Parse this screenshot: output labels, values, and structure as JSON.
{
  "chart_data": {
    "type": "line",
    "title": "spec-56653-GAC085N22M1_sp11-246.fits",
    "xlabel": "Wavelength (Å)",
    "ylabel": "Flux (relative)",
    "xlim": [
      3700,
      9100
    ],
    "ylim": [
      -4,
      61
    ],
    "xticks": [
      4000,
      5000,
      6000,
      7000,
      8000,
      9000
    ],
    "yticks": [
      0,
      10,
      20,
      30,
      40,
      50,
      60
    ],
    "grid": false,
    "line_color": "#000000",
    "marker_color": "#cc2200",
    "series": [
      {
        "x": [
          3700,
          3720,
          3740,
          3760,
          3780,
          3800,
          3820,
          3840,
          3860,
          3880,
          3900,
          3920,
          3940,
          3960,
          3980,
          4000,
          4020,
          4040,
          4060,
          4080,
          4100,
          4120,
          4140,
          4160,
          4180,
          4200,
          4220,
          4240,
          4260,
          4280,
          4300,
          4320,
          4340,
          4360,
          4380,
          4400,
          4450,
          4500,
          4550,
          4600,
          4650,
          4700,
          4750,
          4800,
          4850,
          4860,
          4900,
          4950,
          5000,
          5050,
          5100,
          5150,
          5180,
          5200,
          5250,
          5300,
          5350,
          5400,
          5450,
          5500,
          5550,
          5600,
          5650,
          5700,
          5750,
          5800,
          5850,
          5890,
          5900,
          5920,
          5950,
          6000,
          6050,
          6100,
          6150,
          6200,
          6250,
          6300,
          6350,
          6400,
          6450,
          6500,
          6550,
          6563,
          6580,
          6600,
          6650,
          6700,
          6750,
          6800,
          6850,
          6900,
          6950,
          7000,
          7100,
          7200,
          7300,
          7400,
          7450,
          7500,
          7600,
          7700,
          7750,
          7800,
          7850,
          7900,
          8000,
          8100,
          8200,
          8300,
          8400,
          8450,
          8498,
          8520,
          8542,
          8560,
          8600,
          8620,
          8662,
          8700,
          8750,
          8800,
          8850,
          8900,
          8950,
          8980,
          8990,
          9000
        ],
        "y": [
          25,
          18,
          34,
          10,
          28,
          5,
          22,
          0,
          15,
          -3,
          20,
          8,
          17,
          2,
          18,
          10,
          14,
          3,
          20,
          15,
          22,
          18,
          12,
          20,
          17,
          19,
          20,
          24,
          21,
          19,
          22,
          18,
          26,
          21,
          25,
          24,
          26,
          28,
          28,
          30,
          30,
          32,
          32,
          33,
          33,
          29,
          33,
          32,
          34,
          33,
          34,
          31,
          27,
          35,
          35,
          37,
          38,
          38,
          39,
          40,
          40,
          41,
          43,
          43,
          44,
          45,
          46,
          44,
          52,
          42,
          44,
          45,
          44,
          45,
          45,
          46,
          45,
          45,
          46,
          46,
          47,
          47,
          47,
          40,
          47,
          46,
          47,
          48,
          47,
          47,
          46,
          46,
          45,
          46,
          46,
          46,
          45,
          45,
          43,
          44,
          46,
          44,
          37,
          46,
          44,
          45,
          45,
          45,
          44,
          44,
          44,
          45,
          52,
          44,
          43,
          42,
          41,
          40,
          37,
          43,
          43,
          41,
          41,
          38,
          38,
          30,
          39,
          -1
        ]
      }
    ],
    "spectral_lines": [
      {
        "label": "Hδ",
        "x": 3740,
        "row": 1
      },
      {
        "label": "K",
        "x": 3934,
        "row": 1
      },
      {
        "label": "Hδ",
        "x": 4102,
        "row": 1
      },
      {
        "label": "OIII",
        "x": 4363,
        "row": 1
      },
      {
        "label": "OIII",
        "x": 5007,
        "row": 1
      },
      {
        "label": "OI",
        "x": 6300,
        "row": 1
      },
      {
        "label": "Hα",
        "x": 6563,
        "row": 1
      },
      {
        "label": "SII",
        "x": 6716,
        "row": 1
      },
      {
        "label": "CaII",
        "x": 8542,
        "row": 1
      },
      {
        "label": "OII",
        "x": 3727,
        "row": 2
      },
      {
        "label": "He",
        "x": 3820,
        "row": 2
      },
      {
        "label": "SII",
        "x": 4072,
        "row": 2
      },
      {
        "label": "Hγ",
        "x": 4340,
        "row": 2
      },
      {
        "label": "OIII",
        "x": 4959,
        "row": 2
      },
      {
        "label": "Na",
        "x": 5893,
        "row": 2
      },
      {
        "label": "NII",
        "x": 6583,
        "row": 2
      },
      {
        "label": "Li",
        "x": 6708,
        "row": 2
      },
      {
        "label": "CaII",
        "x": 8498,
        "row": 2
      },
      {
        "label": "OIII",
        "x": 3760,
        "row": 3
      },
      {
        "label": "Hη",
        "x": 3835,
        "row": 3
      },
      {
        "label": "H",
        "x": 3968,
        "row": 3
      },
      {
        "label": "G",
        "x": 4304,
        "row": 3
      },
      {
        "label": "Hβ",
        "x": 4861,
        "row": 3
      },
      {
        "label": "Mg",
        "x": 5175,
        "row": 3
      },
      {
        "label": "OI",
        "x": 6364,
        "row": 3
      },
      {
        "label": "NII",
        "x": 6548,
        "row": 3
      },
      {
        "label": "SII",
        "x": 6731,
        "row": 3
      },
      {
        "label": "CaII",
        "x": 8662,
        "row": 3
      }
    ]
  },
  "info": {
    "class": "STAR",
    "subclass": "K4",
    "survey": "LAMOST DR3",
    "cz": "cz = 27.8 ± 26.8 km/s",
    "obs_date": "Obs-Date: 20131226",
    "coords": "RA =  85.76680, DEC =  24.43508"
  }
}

● **Objective**
Your task is to give the records above again, exactly.

● **Result of this exercise**
Parse this screenshot: output labels, values, and structure as JSON.
{
  "chart_data": {
    "type": "line",
    "title": "spec-56653-GAC085N22M1_sp11-246.fits",
    "xlabel": "Wavelength (Å)",
    "ylabel": "Flux (relative)",
    "xlim": [
      3700,
      9100
    ],
    "ylim": [
      -4,
      61
    ],
    "xticks": [
      4000,
      5000,
      6000,
      7000,
      8000,
      9000
    ],
    "yticks": [
      0,
      10,
      20,
      30,
      40,
      50,
      60
    ],
    "grid": false,
    "line_color": "#000000",
    "marker_color": "#cc2200",
    "series": [
      {
        "x": [
          3700,
          3720,
          3740,
          3760,
          3780,
          3800,
          3820,
          3840,
          3860,
          3880,
          3900,
          3920,
          3940,
          3960,
          3980,
          4000,
          4020,
          4040,
          4060,
          4080,
          4100,
          4120,
          4140,
          4160,
          4180,
          4200,
          4220,
          4240,
          4260,
          4280,
          4300,
          4320,
          4340,
          4360,
          4380,
          4400,
          4450,
          4500,
          4550,
          4600,
          4650,
          4700,
          4750,
          4800,
          4850,
          4860,
          4900,
          4950,
          5000,
          5050,
          5100,
          5150,
          5180,
          5200,
          5250,
          5300,
          5350,
          5400,
          5450,
          5500,
          5550,
          5600,
          5650,
          5700,
          5750,
          5800,
          5850,
          5890,
          5900,
          5920,
          5950,
          6000,
          6050,
          6100,
          6150,
          6200,
          6250,
          6300,
          6350,
          6400,
          6450,
          6500,
          6550,
          6563,
          6580,
          6600,
          6650,
          6700,
          6750,
          6800,
          6850,
          6900,
          6950,
          7000,
          7100,
          7200,
          7300,
          7400,
          7450,
          7500,
          7600,
          7700,
          7750,
          7800,
          7850,
          7900,
          8000,
          8100,
          8200,
          8300,
          8400,
          8450,
          8498,
          8520,
          8542,
          8560,
          8600,
          8620,
          8662,
          8700,
          8750,
          8800,
          8850,
          8900,
          8950,
          8980,
          8990,
          9000
        ],
        "y": [
          25,
          18,
          34,
          10,
          28,
          5,
          22,
          0,
          15,
          -3,
          20,
          8,
          17,
          2,
          18,
          10,
          14,
          3,
          20,
          15,
          22,
          18,
          12,
          20,
          17,
          19,
          20,
          24,
          21,
          19,
          22,
          18,
          26,
          21,
          25,
          24,
          26,
          28,
          28,
          30,
          30,
          32,
          32,
          33,
          33,
          29,
          33,
          32,
          34,
          33,
          34,
          31,
          27,
          35,
          35,
          37,
          38,
          38,
          39,
          40,
          40,
          41,
          43,
          43,
          44,
          45,
          46,
          44,
          52,
          42,
          44,
          45,
          44,
          45,
          45,
          46,
          45,
          45,
          46,
          46,
          47,
          47,
          47,
          40,
          47,
          46,
          47,
          48,
          47,
          47,
          46,
          46,
          45,
          46,
          46,
          46,
          45,
          45,
          43,
          44,
          46,
          44,
          37,
          46,
          44,
          45,
          45,
          45,
          44,
          44,
          44,
          45,
          52,
          44,
          43,
          42,
          41,
          40,
          37,
          43,
          43,
          41,
          41,
          38,
          38,
          30,
          39,
          -1
        ]
      }
    ],
    "spectral_lines": [
      {
        "label": "Hδ",
        "x": 3740,
        "row": 1
      },
      {
        "label": "K",
        "x": 3934,
        "row": 1
      },
      {
        "label": "Hδ",
        "x": 4102,
        "row": 1
      },
      {
        "label": "OIII",
        "x": 4363,
        "row": 1
      },
      {
        "label": "OIII",
        "x": 5007,
        "row": 1
      },
      {
        "label": "OI",
        "x": 6300,
        "row": 1
      },
      {
        "label": "Hα",
        "x": 6563,
        "row": 1
      },
      {
        "label": "SII",
        "x": 6716,
        "row": 1
      },
      {
        "label": "CaII",
        "x": 8542,
        "row": 1
      },
      {
        "label": "OII",
        "x": 3727,
        "row": 2
      },
      {
        "label": "He",
        "x": 3820,
        "row": 2
      },
      {
        "label": "SII",
        "x": 4072,
        "row": 2
      },
      {
        "label": "Hγ",
        "x": 4340,
        "row": 2
      },
      {
        "label": "OIII",
        "x": 4959,
        "row": 2
      },
      {
        "label": "Na",
        "x": 5893,
        "row": 2
      },
      {
        "label": "NII",
        "x": 6583,
        "row": 2
      },
      {
        "label": "Li",
        "x": 6708,
        "row": 2
      },
      {
        "label": "CaII",
        "x": 8498,
        "row": 2
      },
      {
        "label": "OIII",
        "x": 3760,
        "row": 3
      },
      {
        "label": "Hη",
        "x": 3835,
        "row": 3
      },
      {
        "label": "H",
        "x": 3968,
        "row": 3
      },
      {
        "label": "G",
        "x": 4304,
        "row": 3
      },
      {
        "label": "Hβ",
        "x": 4861,
        "row": 3
      },
      {
        "label": "Mg",
        "x": 5175,
        "row": 3
      },
      {
        "label": "OI",
        "x": 6364,
        "row": 3
      },
      {
        "label": "NII",
        "x": 6548,
        "row": 3
      },
      {
        "label": "SII",
        "x": 6731,
        "row": 3
      },
      {
        "label": "CaII",
        "x": 8662,
        "row": 3
      }
    ]
  },
  "info": {
    "class": "STAR",
    "subclass": "K4",
    "survey": "LAMOST DR3",
    "cz": "cz = 27.8 ± 26.8 km/s",
    "obs_date": "Obs-Date: 20131226",
    "coords": "RA =  85.76680, DEC =  24.43508"
  }
}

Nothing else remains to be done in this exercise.